Dataset items

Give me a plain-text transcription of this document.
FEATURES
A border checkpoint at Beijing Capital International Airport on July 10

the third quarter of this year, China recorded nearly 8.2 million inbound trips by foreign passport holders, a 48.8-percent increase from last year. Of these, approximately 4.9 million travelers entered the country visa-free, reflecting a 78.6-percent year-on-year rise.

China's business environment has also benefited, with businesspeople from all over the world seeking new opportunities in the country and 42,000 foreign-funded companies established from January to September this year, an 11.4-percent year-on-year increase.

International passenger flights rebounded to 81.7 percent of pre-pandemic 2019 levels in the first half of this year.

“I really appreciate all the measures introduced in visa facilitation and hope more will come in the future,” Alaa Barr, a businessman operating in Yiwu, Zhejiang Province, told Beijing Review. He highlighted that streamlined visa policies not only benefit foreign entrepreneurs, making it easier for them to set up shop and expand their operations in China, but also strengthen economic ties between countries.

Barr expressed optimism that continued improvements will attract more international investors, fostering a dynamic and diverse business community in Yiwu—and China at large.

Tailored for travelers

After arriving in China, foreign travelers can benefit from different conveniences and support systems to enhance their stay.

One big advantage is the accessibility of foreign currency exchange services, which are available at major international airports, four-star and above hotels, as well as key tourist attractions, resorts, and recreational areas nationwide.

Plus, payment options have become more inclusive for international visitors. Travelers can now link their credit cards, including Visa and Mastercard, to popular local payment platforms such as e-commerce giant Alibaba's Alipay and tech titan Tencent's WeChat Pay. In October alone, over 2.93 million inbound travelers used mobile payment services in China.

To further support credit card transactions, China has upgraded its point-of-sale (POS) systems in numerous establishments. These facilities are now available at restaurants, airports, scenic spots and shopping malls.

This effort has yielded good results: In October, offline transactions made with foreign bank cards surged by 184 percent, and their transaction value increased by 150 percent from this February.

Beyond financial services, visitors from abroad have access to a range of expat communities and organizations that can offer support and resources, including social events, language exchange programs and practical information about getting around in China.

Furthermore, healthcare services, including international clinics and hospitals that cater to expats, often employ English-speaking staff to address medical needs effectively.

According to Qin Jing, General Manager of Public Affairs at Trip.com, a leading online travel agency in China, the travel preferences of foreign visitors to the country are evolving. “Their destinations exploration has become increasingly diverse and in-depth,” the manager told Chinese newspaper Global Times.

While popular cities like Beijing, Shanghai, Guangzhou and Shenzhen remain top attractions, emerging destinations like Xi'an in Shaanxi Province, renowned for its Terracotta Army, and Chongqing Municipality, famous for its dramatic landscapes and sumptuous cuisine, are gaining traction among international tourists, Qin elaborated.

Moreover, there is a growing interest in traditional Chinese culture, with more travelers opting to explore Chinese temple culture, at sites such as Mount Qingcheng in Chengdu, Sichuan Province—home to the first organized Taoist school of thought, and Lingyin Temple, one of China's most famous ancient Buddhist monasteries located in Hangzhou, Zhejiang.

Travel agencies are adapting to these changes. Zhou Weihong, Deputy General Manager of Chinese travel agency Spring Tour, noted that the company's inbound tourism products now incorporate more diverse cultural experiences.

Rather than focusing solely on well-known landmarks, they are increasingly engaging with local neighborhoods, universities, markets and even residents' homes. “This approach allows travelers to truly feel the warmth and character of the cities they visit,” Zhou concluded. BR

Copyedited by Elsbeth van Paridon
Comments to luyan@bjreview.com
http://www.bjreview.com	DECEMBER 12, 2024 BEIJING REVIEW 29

=== SET EXERCISE ===
Please quote the records above exactly, without skipping a line.

=== TASK ANSWER ===
Give me a plain-text transcription of this document.
FEATURES
A border checkpoint at Beijing Capital International Airport on July 10

the third quarter of this year, China recorded nearly 8.2 million inbound trips by foreign passport holders, a 48.8-percent increase from last year. Of these, approximately 4.9 million travelers entered the country visa-free, reflecting a 78.6-percent year-on-year rise.

China's business environment has also benefited, with businesspeople from all over the world seeking new opportunities in the country and 42,000 foreign-funded companies established from January to September this year, an 11.4-percent year-on-year increase.

International passenger flights rebounded to 81.7 percent of pre-pandemic 2019 levels in the first half of this year.

“I really appreciate all the measures introduced in visa facilitation and hope more will come in the future,” Alaa Barr, a businessman operating in Yiwu, Zhejiang Province, told Beijing Review. He highlighted that streamlined visa policies not only benefit foreign entrepreneurs, making it easier for them to set up shop and expand their operations in China, but also strengthen economic ties between countries.

Barr expressed optimism that continued improvements will attract more international investors, fostering a dynamic and diverse business community in Yiwu—and China at large.

Tailored for travelers

After arriving in China, foreign travelers can benefit from different conveniences and support systems to enhance their stay.

One big advantage is the accessibility of foreign currency exchange services, which are available at major international airports, four-star and above hotels, as well as key tourist attractions, resorts, and recreational areas nationwide.

Plus, payment options have become more inclusive for international visitors. Travelers can now link their credit cards, including Visa and Mastercard, to popular local payment platforms such as e-commerce giant Alibaba's Alipay and tech titan Tencent's WeChat Pay. In October alone, over 2.93 million inbound travelers used mobile payment services in China.

To further support credit card transactions, China has upgraded its point-of-sale (POS) systems in numerous establishments. These facilities are now available at restaurants, airports, scenic spots and shopping malls.

This effort has yielded good results: In October, offline transactions made with foreign bank cards surged by 184 percent, and their transaction value increased by 150 percent from this February.

Beyond financial services, visitors from abroad have access to a range of expat communities and organizations that can offer support and resources, including social events, language exchange programs and practical information about getting around in China.

Furthermore, healthcare services, including international clinics and hospitals that cater to expats, often employ English-speaking staff to address medical needs effectively.

According to Qin Jing, General Manager of Public Affairs at Trip.com, a leading online travel agency in China, the travel preferences of foreign visitors to the country are evolving. “Their destinations exploration has become increasingly diverse and in-depth,” the manager told Chinese newspaper Global Times.

While popular cities like Beijing, Shanghai, Guangzhou and Shenzhen remain top attractions, emerging destinations like Xi'an in Shaanxi Province, renowned for its Terracotta Army, and Chongqing Municipality, famous for its dramatic landscapes and sumptuous cuisine, are gaining traction among international tourists, Qin elaborated.

Moreover, there is a growing interest in traditional Chinese culture, with more travelers opting to explore Chinese temple culture, at sites such as Mount Qingcheng in Chengdu, Sichuan Province—home to the first organized Taoist school of thought, and Lingyin Temple, one of China's most famous ancient Buddhist monasteries located in Hangzhou, Zhejiang.

Travel agencies are adapting to these changes. Zhou Weihong, Deputy General Manager of Chinese travel agency Spring Tour, noted that the company's inbound tourism products now incorporate more diverse cultural experiences.

Rather than focusing solely on well-known landmarks, they are increasingly engaging with local neighborhoods, universities, markets and even residents' homes. “This approach allows travelers to truly feel the warmth and character of the cities they visit,” Zhou concluded. BR

Copyedited by Elsbeth van Paridon
Comments to luyan@bjreview.com
http://www.bjreview.com	DECEMBER 12, 2024 BEIJING REVIEW 29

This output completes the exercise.